>> start MATERIAL

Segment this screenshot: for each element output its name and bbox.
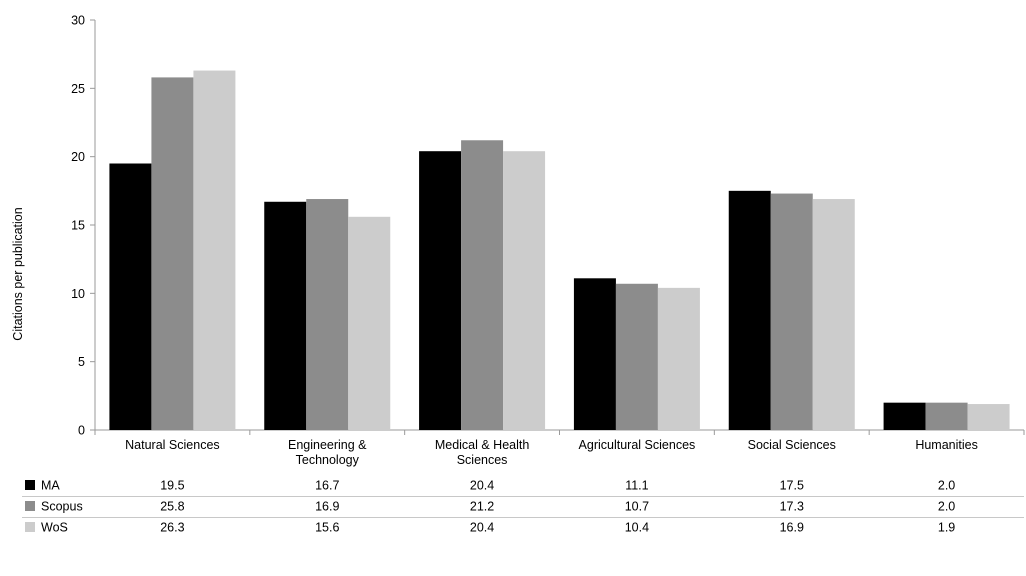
table-cell: 21.2 (470, 500, 494, 514)
table-cell: 20.4 (470, 521, 494, 535)
table-cell: 17.3 (780, 500, 804, 514)
bar-scopus (151, 77, 194, 431)
y-tick-label: 10 (71, 287, 85, 301)
table-cell: 20.4 (470, 479, 494, 493)
legend-swatch (25, 480, 35, 490)
table-cell: 11.1 (625, 479, 648, 493)
bar-scopus (925, 402, 968, 430)
x-tick-label: Social Sciences (748, 438, 836, 452)
legend-swatch (25, 522, 35, 532)
bar-wos (193, 70, 236, 431)
legend-label: WoS (41, 521, 68, 535)
chart-bars (109, 70, 1010, 431)
table-cell: 16.9 (315, 500, 339, 514)
y-tick-label: 0 (78, 424, 85, 438)
table-cell: 26.3 (160, 521, 184, 535)
x-tick-label: Medical & Health Sciences (435, 438, 530, 467)
bar-wos (503, 151, 546, 430)
bar-scopus (770, 193, 813, 430)
bar-wos (348, 216, 391, 430)
bar-ma (264, 201, 307, 430)
x-tick-label: Engineering & Technology (288, 438, 367, 467)
y-tick-label: 20 (71, 150, 85, 164)
x-tick-label: Humanities (915, 438, 978, 452)
legend-swatch (25, 501, 35, 511)
legend-label: Scopus (41, 500, 83, 514)
y-tick-label: 5 (78, 355, 85, 369)
y-axis-label-group: Citations per publication (11, 207, 25, 340)
bar-scopus (306, 199, 349, 430)
table-cell: 1.9 (938, 521, 955, 535)
bar-ma (419, 151, 462, 430)
y-tick-label: 30 (71, 14, 85, 28)
table-cell: 2.0 (938, 500, 955, 514)
table-cell: 10.7 (625, 500, 649, 514)
bar-scopus (461, 140, 504, 430)
table-cell: 19.5 (160, 479, 184, 493)
table-cell: 15.6 (315, 521, 339, 535)
data-table: MA 19.5 16.7 20.4 11.1 17.5 2.0 Scopus 25.8 16.9 2… (22, 479, 1024, 535)
table-cell: 2.0 (938, 479, 955, 493)
bar-wos (812, 199, 855, 430)
bar-wos (657, 287, 700, 430)
bar-ma (728, 190, 771, 430)
table-cell: 16.7 (315, 479, 339, 493)
chart-axes: 0 5 10 15 20 25 30 Natural Sciences Engineering … (71, 14, 1025, 467)
bar-ma (573, 278, 616, 430)
x-tick-label: Natural Sciences (125, 438, 220, 452)
table-cell: 25.8 (160, 500, 184, 514)
x-tick-label: Agricultural Sciences (579, 438, 696, 452)
y-tick-label: 15 (71, 219, 85, 233)
bar-ma (109, 163, 152, 430)
bar-ma (883, 402, 926, 430)
y-tick-label: 25 (71, 82, 85, 96)
table-cell: 10.4 (625, 521, 649, 535)
bar-scopus (615, 283, 658, 430)
y-axis-label: Citations per publication (11, 207, 25, 340)
bar-wos (967, 404, 1010, 430)
table-cell: 16.9 (780, 521, 804, 535)
legend-label: MA (41, 479, 60, 493)
table-cell: 17.5 (780, 479, 804, 493)
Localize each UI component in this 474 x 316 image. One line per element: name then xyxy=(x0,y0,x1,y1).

>> end MATERIAL

[STATED GOAL]: Print every line of the material above verbatim, omitting the pictures.

[THE SOLUTION]:
Segment this screenshot: for each element output its name and bbox.
table-cell: 21.2 (470, 500, 494, 514)
table-cell: 20.4 (470, 521, 494, 535)
table-cell: 17.3 (780, 500, 804, 514)
bar-scopus (151, 77, 194, 431)
y-tick-label: 10 (71, 287, 85, 301)
table-cell: 20.4 (470, 479, 494, 493)
legend-swatch (25, 480, 35, 490)
table-cell: 11.1 (625, 479, 648, 493)
bar-scopus (925, 402, 968, 430)
x-tick-label: Social Sciences (748, 438, 836, 452)
legend-swatch (25, 522, 35, 532)
bar-wos (193, 70, 236, 431)
legend-label: WoS (41, 521, 68, 535)
chart-bars (109, 70, 1010, 431)
table-cell: 16.9 (315, 500, 339, 514)
y-tick-label: 0 (78, 424, 85, 438)
table-cell: 26.3 (160, 521, 184, 535)
x-tick-label: Medical & Health Sciences (435, 438, 530, 467)
bar-wos (503, 151, 546, 430)
bar-scopus (770, 193, 813, 430)
bar-wos (348, 216, 391, 430)
bar-ma (264, 201, 307, 430)
x-tick-label: Engineering & Technology (288, 438, 367, 467)
y-tick-label: 20 (71, 150, 85, 164)
x-tick-label: Humanities (915, 438, 978, 452)
legend-swatch (25, 501, 35, 511)
legend-label: Scopus (41, 500, 83, 514)
y-tick-label: 5 (78, 355, 85, 369)
y-axis-label-group: Citations per publication (11, 207, 25, 340)
bar-scopus (306, 199, 349, 430)
table-cell: 1.9 (938, 521, 955, 535)
bar-ma (419, 151, 462, 430)
y-tick-label: 30 (71, 14, 85, 28)
table-cell: 2.0 (938, 500, 955, 514)
table-cell: 10.7 (625, 500, 649, 514)
bar-scopus (461, 140, 504, 430)
table-cell: 19.5 (160, 479, 184, 493)
table-cell: 15.6 (315, 521, 339, 535)
data-table: MA 19.5 16.7 20.4 11.1 17.5 2.0 Scopus 25.8 16.9 2… (22, 479, 1024, 535)
table-cell: 2.0 (938, 479, 955, 493)
bar-wos (812, 199, 855, 430)
bar-wos (657, 287, 700, 430)
bar-ma (728, 190, 771, 430)
table-cell: 16.7 (315, 479, 339, 493)
chart-axes: 0 5 10 15 20 25 30 Natural Sciences Engineering … (71, 14, 1025, 467)
bar-ma (573, 278, 616, 430)
x-tick-label: Natural Sciences (125, 438, 220, 452)
table-cell: 25.8 (160, 500, 184, 514)
x-tick-label: Agricultural Sciences (579, 438, 696, 452)
y-tick-label: 15 (71, 219, 85, 233)
bar-ma (109, 163, 152, 430)
bar-ma (883, 402, 926, 430)
y-tick-label: 25 (71, 82, 85, 96)
table-cell: 10.4 (625, 521, 649, 535)
bar-scopus (615, 283, 658, 430)
y-axis-label: Citations per publication (11, 207, 25, 340)
bar-wos (967, 404, 1010, 430)
table-cell: 16.9 (780, 521, 804, 535)
legend-label: MA (41, 479, 60, 493)
table-cell: 17.5 (780, 479, 804, 493)
Localize each UI component in this 474 x 316 image. One line per element: name then xyxy=(x0,y0,x1,y1).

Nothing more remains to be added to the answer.